[begin Dataset extract]
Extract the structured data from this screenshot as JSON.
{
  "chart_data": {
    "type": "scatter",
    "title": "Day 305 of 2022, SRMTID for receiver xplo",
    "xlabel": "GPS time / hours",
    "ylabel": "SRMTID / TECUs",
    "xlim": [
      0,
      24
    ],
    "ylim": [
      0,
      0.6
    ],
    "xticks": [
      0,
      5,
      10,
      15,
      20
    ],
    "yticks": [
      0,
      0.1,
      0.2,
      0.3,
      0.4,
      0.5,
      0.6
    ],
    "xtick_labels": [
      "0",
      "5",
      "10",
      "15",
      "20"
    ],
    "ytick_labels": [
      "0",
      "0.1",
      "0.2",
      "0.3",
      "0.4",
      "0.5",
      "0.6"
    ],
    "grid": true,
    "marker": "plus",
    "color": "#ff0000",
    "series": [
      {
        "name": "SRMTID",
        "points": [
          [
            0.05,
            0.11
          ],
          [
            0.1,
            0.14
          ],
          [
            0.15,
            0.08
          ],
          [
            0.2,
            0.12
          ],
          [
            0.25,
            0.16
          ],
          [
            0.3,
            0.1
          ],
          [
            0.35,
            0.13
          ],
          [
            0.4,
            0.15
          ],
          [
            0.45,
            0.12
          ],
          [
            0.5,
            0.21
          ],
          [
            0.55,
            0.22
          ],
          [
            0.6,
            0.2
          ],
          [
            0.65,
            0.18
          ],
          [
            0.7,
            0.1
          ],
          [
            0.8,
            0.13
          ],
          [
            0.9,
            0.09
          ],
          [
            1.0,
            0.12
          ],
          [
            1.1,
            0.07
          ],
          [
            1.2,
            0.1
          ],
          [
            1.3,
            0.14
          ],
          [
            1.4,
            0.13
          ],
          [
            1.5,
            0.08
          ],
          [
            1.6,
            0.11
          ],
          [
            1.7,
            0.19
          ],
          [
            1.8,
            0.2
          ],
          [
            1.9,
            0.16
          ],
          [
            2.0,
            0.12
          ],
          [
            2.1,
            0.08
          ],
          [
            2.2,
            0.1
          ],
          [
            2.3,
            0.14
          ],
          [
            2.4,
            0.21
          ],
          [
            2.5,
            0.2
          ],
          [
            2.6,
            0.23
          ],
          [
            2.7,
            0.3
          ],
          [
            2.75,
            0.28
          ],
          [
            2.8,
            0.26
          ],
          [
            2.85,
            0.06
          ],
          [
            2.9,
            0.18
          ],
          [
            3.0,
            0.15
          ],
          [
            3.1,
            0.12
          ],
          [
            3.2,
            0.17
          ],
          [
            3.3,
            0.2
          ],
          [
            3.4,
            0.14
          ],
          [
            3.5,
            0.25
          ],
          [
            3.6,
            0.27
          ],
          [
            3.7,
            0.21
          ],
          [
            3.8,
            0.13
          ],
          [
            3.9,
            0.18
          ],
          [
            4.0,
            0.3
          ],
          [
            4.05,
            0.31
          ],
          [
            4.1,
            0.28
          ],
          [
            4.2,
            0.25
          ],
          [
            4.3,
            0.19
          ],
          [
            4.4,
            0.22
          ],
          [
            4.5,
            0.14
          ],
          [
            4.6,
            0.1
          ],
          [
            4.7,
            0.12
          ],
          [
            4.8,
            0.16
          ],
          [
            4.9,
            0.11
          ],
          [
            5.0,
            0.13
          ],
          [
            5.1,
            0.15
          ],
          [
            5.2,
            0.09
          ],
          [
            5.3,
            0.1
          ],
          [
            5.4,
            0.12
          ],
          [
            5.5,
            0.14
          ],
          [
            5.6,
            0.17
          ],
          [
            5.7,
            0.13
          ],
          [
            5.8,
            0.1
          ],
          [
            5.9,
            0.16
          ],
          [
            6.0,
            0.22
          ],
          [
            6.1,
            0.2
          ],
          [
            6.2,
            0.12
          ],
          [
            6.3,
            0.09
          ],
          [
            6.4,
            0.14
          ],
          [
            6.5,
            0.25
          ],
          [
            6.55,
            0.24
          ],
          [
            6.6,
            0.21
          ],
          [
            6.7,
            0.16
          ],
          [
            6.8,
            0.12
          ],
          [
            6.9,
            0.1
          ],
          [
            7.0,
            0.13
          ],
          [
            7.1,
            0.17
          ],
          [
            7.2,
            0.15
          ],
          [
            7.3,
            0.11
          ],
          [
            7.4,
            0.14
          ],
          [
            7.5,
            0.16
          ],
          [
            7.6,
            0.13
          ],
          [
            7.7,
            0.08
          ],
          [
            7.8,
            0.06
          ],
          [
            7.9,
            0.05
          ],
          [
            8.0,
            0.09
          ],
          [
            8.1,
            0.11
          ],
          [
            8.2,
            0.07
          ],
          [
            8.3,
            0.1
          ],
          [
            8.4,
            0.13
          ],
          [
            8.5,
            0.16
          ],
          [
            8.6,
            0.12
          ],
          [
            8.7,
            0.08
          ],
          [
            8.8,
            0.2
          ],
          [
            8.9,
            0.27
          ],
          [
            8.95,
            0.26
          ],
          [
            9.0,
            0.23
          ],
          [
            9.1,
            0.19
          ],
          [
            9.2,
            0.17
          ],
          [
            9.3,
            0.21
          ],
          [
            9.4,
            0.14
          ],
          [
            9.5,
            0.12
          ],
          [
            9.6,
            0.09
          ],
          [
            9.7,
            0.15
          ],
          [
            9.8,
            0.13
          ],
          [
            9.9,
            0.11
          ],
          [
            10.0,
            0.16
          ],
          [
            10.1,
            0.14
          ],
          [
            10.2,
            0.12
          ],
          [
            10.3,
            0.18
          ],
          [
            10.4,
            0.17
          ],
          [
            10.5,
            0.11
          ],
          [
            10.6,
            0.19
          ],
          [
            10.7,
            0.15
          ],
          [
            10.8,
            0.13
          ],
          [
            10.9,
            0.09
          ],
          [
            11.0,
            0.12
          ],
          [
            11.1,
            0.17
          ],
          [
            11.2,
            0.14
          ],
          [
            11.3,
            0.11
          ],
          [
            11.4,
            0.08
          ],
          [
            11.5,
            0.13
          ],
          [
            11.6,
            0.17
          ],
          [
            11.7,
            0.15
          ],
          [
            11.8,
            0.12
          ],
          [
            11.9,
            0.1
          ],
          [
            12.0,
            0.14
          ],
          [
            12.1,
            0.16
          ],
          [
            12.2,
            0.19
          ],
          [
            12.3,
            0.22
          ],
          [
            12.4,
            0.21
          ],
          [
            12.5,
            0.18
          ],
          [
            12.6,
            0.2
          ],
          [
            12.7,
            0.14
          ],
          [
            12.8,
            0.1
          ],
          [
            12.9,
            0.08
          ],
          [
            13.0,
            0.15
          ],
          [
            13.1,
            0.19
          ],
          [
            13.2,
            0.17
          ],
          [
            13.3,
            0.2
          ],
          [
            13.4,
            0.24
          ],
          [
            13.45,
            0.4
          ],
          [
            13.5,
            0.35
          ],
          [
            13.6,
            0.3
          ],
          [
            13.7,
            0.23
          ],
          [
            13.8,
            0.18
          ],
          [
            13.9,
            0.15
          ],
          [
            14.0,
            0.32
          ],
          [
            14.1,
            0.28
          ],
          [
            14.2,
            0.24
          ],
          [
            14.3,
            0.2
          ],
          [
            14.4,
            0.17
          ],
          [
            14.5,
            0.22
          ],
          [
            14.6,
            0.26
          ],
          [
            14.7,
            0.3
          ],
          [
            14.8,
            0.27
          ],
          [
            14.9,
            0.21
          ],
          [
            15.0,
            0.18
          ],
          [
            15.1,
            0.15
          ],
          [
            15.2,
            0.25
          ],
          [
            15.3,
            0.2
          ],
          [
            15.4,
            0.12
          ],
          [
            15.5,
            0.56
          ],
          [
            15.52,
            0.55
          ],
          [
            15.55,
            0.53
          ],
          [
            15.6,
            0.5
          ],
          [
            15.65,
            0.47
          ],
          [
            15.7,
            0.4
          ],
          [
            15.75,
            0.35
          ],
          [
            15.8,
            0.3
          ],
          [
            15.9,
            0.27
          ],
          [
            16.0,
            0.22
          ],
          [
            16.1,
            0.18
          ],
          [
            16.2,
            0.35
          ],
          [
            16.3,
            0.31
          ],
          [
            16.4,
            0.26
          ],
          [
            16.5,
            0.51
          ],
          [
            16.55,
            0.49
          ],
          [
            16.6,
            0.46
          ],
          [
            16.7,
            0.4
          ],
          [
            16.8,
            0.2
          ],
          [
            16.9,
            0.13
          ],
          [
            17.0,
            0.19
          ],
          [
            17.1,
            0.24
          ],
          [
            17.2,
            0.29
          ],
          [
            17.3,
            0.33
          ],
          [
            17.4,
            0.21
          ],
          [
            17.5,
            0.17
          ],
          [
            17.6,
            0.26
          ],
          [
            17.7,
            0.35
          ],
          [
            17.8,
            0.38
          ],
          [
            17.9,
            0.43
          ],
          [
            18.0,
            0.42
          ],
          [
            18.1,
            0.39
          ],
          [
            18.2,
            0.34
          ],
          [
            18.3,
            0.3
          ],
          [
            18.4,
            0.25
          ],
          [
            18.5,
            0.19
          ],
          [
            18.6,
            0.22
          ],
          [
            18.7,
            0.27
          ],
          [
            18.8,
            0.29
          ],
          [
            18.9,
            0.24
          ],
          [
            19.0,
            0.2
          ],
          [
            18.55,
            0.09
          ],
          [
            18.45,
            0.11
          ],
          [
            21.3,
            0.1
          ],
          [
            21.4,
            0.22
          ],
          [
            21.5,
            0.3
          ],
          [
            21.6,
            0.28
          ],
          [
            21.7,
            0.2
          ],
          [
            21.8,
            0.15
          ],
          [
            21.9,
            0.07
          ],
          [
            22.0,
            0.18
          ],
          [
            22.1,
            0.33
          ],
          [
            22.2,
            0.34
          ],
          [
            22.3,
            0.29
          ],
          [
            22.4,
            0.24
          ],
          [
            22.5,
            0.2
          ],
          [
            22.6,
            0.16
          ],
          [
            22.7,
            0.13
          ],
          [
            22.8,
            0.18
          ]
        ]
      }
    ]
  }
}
[end Dataset extract]
Given instruction →
Check every line of the material for the string "SRMTID" and give the number of lines that have it, without anything else.

The result →
3